## START

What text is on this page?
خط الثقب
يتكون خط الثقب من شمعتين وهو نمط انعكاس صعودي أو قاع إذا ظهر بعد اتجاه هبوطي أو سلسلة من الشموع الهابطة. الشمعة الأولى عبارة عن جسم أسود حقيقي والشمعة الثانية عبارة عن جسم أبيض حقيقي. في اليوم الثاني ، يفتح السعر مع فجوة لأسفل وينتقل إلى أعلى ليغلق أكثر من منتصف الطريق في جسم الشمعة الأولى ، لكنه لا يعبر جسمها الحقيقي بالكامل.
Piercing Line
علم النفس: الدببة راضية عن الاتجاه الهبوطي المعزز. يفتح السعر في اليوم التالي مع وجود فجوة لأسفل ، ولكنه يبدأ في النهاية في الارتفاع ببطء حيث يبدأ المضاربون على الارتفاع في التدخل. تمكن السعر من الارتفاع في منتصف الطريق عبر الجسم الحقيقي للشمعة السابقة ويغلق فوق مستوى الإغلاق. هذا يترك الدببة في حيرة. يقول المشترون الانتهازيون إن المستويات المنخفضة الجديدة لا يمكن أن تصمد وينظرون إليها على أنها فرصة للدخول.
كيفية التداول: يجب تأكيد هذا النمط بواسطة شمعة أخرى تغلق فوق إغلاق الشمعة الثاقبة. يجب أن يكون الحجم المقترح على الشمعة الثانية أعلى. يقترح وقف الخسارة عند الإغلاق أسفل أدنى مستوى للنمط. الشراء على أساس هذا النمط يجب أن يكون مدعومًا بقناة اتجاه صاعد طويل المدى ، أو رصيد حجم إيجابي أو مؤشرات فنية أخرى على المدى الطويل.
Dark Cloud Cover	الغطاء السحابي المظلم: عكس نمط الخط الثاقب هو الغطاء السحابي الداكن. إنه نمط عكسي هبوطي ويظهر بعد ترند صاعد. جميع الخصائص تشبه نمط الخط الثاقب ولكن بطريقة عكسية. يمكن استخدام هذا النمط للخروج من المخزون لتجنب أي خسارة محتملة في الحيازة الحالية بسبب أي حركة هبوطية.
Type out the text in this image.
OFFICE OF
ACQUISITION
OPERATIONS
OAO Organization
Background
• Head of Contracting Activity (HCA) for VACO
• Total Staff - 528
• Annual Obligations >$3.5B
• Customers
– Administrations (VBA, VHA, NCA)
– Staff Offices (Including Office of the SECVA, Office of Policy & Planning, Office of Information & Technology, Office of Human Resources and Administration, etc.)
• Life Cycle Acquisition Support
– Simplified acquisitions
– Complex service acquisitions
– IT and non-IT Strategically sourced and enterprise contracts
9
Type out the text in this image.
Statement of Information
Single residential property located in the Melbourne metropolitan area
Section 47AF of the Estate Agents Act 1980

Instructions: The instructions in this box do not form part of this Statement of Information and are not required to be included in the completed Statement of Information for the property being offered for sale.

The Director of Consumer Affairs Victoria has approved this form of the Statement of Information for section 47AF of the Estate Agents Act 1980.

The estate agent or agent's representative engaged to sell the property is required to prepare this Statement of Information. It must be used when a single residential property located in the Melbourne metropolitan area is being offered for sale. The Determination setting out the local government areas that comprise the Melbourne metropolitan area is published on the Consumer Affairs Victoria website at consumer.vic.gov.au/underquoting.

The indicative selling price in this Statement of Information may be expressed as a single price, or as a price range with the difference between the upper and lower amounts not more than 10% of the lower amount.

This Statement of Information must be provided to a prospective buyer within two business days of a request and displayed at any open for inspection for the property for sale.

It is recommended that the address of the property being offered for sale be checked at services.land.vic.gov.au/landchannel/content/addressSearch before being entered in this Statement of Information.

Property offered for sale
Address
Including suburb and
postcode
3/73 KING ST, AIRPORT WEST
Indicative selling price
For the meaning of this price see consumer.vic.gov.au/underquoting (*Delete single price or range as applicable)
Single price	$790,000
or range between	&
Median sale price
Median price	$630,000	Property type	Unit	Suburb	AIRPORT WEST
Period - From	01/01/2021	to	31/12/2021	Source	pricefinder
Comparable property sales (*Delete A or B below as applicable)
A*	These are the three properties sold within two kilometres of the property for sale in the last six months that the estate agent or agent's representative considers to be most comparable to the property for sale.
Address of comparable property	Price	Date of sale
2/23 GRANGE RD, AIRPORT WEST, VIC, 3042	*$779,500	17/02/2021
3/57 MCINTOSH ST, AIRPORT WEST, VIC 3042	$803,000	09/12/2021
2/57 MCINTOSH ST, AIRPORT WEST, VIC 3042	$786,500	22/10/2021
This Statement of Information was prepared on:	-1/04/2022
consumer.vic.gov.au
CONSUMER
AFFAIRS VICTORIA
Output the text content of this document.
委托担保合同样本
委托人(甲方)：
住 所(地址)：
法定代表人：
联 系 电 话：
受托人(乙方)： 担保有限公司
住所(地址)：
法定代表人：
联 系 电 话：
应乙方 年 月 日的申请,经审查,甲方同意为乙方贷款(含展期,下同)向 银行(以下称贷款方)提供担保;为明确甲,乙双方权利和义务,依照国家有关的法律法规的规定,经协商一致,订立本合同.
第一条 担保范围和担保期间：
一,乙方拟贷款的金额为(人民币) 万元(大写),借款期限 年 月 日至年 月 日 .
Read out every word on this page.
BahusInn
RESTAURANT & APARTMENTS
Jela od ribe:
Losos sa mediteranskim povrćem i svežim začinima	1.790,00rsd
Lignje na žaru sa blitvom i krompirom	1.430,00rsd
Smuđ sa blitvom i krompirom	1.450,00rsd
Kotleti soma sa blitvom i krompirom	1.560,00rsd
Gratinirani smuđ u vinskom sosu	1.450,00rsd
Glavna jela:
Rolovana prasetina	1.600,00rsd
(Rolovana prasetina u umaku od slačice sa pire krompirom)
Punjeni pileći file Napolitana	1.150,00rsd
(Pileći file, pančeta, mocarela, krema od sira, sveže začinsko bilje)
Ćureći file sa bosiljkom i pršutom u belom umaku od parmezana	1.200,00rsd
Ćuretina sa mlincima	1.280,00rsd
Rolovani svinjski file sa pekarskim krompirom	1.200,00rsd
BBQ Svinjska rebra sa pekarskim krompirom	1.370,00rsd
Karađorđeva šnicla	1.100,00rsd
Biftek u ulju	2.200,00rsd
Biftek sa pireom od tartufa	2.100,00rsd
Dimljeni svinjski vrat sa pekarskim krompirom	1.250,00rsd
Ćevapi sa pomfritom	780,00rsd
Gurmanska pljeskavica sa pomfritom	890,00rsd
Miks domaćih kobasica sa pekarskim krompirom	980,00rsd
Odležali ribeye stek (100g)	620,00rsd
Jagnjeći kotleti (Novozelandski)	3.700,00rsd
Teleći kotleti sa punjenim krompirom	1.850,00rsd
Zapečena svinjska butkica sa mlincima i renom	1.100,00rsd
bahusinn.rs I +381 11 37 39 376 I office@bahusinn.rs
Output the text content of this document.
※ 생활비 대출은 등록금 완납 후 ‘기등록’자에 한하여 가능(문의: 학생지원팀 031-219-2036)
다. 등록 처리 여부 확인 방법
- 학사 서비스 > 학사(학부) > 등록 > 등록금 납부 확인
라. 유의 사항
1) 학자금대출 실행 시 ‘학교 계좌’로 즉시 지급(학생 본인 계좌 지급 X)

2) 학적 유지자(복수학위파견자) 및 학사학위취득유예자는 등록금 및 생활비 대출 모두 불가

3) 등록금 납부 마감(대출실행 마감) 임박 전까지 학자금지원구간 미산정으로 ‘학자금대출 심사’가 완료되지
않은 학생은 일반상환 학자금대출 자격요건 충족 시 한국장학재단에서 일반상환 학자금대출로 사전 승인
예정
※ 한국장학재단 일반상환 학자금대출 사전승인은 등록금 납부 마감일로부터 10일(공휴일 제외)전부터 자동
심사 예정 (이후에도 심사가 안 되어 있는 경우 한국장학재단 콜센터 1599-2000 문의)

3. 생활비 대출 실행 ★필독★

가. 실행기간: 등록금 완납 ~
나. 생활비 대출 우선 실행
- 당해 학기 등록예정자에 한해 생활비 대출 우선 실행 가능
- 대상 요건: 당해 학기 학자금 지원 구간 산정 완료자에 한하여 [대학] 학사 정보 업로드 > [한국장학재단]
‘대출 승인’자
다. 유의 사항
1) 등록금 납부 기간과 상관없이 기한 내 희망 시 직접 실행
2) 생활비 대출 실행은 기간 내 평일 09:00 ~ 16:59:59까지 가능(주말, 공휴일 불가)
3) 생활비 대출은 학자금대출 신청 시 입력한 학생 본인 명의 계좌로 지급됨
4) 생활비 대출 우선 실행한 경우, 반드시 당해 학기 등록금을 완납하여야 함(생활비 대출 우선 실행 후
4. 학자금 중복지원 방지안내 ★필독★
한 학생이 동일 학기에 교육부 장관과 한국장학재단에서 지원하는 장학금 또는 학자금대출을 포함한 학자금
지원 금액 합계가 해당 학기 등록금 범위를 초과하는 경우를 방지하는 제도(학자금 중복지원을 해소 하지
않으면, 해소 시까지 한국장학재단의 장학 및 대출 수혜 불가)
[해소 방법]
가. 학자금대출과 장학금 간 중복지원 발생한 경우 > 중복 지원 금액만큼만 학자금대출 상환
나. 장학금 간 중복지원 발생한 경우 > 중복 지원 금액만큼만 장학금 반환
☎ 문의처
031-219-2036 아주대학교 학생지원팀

## END

> DIRECTION
Using the records above, pull out each line where the word "أعلى" occurs.

> WRITTEN RESPONSE
يتكون خط الثقب من شمعتين وهو نمط انعكاس صعودي أو قاع إذا ظهر بعد اتجاه هبوطي أو سلسلة من الشموع الهابطة. الشمعة الأولى عبارة عن جسم أسود حقيقي والشمعة الثانية عبارة عن جسم أبيض حقيقي. في اليوم الثاني ، يفتح السعر مع فجوة لأسفل وينتقل إلى أعلى ليغلق أكثر من منتصف الطريق في جسم الشمعة الأولى ، لكنه لا يعبر جسمها الحقيقي بالكامل.
كيفية التداول: يجب تأكيد هذا النمط بواسطة شمعة أخرى تغلق فوق إغلاق الشمعة الثاقبة. يجب أن يكون الحجم المقترح على الشمعة الثانية أعلى. يقترح وقف الخسارة عند الإغلاق أسفل أدنى مستوى للنمط. الشراء على أساس هذا النمط يجب أن يكون مدعومًا بقناة اتجاه صاعد طويل المدى ، أو رصيد حجم إيجابي أو مؤشرات فنية أخرى على المدى الطويل.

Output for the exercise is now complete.